__TEXT PROVIDED__
————

In her neo-gothic ”Basilique de la Délivrande”. Calvados department of Basse Normandie, 10 km North of Caen, 2 km from the beach. A 1580 A.D. copy of the legendary 3rd century original, which was destroyed during the Wars of Religion, painted stone.

Our Lady uncovered and without the crowns

Our Lady uncovered and without the crowns

Douvres-la-Délivrande is a small town of little more than 5000 inhabitants named for its Black Madonna. It is she who made it a pilgrimage site for peasants and royalty, saints and sinners since the 7th century. King Louis XI visited in 1470 and 1473, St. Theresa of Lisieux in 1887.

The site was first settled about 200 years B.C.E. Its Celtic name was “delle Yvrande”, i.e. the valley or territory of the Yvrande clan, which later became "Délivrande" in the local dialect and then Délivrance in French. From the beginning it was a holy site dedicated to a Celtic mother goddess, whom the Romans later identified with their goddess Demeter.¹ A beautiful first century C.E. statue of her was found in 1942. It can be admired in the Musée de Normandie in nearby Saint-Aubin (2-3 km from Douvres-la-Delivrande).

————

__PROVIDED DATA__
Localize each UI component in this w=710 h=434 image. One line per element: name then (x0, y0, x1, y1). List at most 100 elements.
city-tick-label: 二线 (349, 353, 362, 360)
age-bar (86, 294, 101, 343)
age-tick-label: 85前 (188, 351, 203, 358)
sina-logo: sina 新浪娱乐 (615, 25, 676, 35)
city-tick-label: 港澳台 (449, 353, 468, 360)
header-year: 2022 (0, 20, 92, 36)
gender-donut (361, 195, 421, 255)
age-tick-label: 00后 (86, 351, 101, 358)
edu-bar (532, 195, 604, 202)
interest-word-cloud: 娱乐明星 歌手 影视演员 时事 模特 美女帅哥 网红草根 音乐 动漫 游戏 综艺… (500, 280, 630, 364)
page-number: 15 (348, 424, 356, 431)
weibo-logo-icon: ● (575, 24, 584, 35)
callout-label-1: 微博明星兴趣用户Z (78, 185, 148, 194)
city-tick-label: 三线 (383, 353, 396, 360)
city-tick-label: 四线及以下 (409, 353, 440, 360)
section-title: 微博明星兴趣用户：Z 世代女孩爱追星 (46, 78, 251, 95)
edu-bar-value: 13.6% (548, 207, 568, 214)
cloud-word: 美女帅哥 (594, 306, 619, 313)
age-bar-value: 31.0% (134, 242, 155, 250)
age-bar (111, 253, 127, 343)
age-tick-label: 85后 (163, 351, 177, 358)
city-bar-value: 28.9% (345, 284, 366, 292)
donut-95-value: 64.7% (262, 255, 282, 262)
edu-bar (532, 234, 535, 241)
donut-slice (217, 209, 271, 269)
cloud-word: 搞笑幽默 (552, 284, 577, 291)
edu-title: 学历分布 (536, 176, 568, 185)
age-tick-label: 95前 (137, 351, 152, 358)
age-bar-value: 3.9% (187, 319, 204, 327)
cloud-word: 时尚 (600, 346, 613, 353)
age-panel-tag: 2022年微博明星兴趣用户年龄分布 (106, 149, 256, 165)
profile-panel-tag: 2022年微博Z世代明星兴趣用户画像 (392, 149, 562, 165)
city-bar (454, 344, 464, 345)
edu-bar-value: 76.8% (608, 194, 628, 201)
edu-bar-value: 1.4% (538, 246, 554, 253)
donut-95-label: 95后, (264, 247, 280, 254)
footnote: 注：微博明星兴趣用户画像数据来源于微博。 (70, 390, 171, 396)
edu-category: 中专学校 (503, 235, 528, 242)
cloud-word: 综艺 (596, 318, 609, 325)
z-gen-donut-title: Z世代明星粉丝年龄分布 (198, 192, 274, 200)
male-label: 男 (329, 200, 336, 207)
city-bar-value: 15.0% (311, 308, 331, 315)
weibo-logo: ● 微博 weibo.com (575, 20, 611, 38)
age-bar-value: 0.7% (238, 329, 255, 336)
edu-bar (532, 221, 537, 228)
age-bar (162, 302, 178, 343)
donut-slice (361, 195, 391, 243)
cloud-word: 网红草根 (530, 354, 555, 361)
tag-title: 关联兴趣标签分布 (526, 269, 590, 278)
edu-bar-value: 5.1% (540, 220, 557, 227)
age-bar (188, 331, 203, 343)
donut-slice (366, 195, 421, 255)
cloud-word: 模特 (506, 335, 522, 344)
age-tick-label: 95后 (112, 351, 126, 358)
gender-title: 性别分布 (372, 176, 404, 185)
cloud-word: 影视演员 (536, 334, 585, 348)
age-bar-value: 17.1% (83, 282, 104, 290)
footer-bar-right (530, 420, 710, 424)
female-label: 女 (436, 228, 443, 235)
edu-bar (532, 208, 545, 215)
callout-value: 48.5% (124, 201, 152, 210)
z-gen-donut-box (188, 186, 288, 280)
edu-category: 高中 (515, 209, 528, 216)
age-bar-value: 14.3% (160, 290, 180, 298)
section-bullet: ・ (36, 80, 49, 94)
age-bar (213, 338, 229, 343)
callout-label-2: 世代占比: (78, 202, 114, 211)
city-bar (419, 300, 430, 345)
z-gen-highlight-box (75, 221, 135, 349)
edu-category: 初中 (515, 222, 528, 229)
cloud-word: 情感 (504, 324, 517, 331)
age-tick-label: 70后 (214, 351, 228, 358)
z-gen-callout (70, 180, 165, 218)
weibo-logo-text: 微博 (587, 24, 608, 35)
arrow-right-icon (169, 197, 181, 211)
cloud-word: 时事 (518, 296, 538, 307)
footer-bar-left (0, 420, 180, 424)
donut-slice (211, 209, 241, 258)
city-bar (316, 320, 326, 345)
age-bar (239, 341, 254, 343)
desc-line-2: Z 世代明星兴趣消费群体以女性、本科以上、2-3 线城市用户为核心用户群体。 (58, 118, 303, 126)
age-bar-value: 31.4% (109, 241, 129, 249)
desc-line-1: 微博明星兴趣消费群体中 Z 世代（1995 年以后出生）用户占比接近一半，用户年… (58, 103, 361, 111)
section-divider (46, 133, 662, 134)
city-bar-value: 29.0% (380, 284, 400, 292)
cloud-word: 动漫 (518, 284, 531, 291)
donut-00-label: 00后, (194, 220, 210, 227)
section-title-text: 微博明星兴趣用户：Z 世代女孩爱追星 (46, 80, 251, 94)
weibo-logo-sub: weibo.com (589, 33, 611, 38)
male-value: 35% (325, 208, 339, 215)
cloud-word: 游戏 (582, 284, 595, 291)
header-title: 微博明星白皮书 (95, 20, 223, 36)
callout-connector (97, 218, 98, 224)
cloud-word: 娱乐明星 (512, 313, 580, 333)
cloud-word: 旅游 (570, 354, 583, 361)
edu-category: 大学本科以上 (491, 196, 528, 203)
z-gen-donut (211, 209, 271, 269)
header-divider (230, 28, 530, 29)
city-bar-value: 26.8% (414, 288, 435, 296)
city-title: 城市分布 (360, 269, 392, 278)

————

__EXERCISE TASKS__
(a) Answer these questions about the text on the Black Madonna of Douvres-la-Délivrande, one answer per line:
(i) In what year was the painted stone copy of the statue made?
(ii) In which years did King Louis XI visit?
(iii) What was the site's Celtic name?
(b) Write the next part of the text on the Black Madonna of Douvres-la-Délivrande, starting after its last sentence.

__RESPONSES PER TASK__
(a)
(i) 1580 A.D.
(ii) 1470 and 1473
(iii) "delle Yvrande"

(b)
On the facade of the basilica there is a depiction of the early bishops of the region breaking a statue of the Pagan goddess who was originally worshipped on this site, and replacing it with a statue of the Blessed Virgin Mary. But now that the said goddess statue has been found fairly well intact (considering how long she was buried) one wonders. Did they really destroy the Pagan statue, or did they follow the example of the Romans, who simply renamed and usurped other peoples’ gods? Many other Christians simply baptized Pagan idols and called them Mary and Jesus. This happened in Chartres, which is not too far from Normandy. In Enna, Sicily a Demeter and Persephone statue stood on the altar in the Catholic church until the late 19th century, to name just a couple of examples. The mother goddess in Saint-Aubin, who apparently lost the child in her lap, looks just like so many ancient Madonnas of the ‘seat of wisdom’ type. One wonders how many of those were baptized Pagan statues.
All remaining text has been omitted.